>> BEGIN
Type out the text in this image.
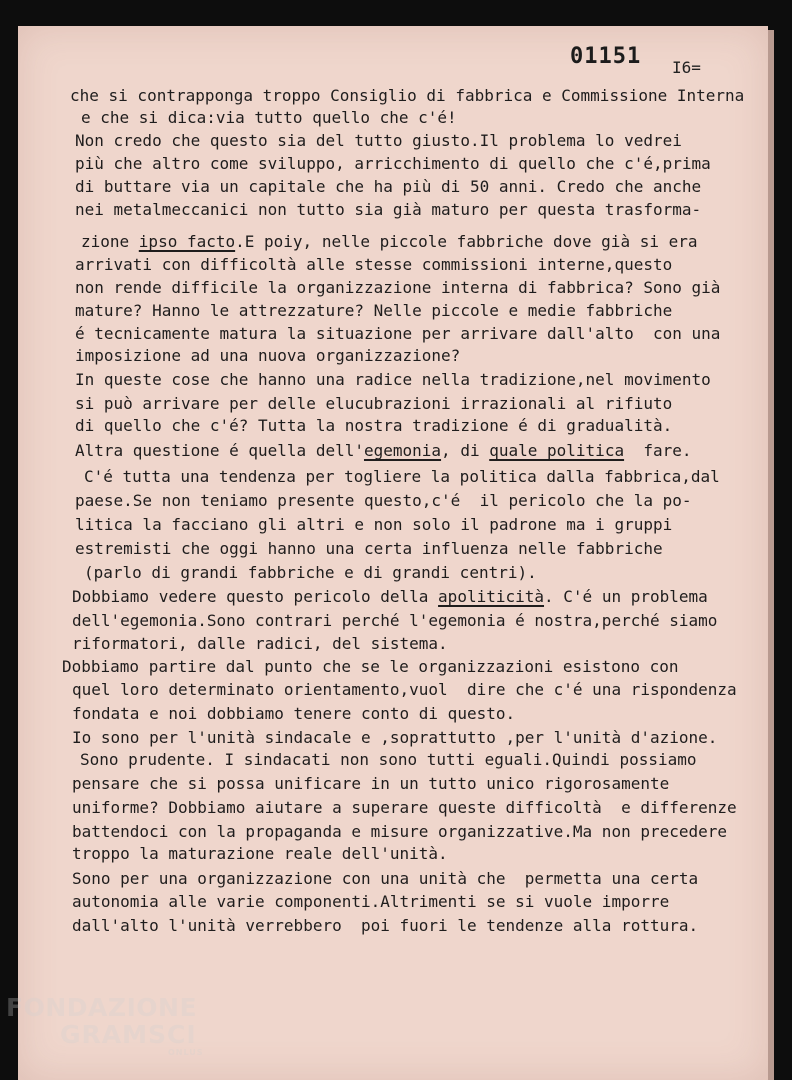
01151 I6=
che si contrapponga troppo Consiglio di fabbrica e Commissione Interna
e che si dica:via tutto quello che c'é!
Non credo che questo sia del tutto giusto.Il problema lo vedrei
più che altro come sviluppo, arricchimento di quello che c'é,prima
di buttare via un capitale che ha più di 50 anni. Credo che anche
nei metalmeccanici non tutto sia già maturo per questa trasforma-
zione ipso facto.E poiy, nelle piccole fabbriche dove già si era
arrivati con difficoltà alle stesse commissioni interne,questo
non rende difficile la organizzazione interna di fabbrica? Sono già
mature? Hanno le attrezzature? Nelle piccole e medie fabbriche
é tecnicamente matura la situazione per arrivare dall'alto  con una
imposizione ad una nuova organizzazione?
In queste cose che hanno una radice nella tradizione,nel movimento
si può arrivare per delle elucubrazioni irrazionali al rifiuto
di quello che c'é? Tutta la nostra tradizione é di gradualità.
Altra questione é quella dell'egemonia, di quale politica  fare.
C'é tutta una tendenza per togliere la politica dalla fabbrica,dal
paese.Se non teniamo presente questo,c'é  il pericolo che la po-
litica la facciano gli altri e non solo il padrone ma i gruppi
estremisti che oggi hanno una certa influenza nelle fabbriche
(parlo di grandi fabbriche e di grandi centri).
Dobbiamo vedere questo pericolo della apoliticità. C'é un problema
dell'egemonia.Sono contrari perché l'egemonia é nostra,perché siamo
riformatori, dalle radici, del sistema.
Dobbiamo partire dal punto che se le organizzazioni esistono con
quel loro determinato orientamento,vuol  dire che c'é una rispondenza
fondata e noi dobbiamo tenere conto di questo.
Io sono per l'unità sindacale e ,soprattutto ,per l'unità d'azione.
Sono prudente. I sindacati non sono tutti eguali.Quindi possiamo
pensare che si possa unificare in un tutto unico rigorosamente
uniforme? Dobbiamo aiutare a superare queste difficoltà  e differenze
battendoci con la propaganda e misure organizzative.Ma non precedere
troppo la maturazione reale dell'unità.
Sono per una organizzazione con una unità che  permetta una certa
autonomia alle varie componenti.Altrimenti se si vuole imporre
dall'alto l'unità verrebbero  poi fuori le tendenze alla rottura.
FONDAZIONE
GRAMSCI
ONLUS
>> END
* _Task requirements_:
Copy all lines of the listing above that contain the string "alto".

* _In response_:
é tecnicamente matura la situazione per arrivare dall'alto  con una
dall'alto l'unità verrebbero  poi fuori le tendenze alla rottura.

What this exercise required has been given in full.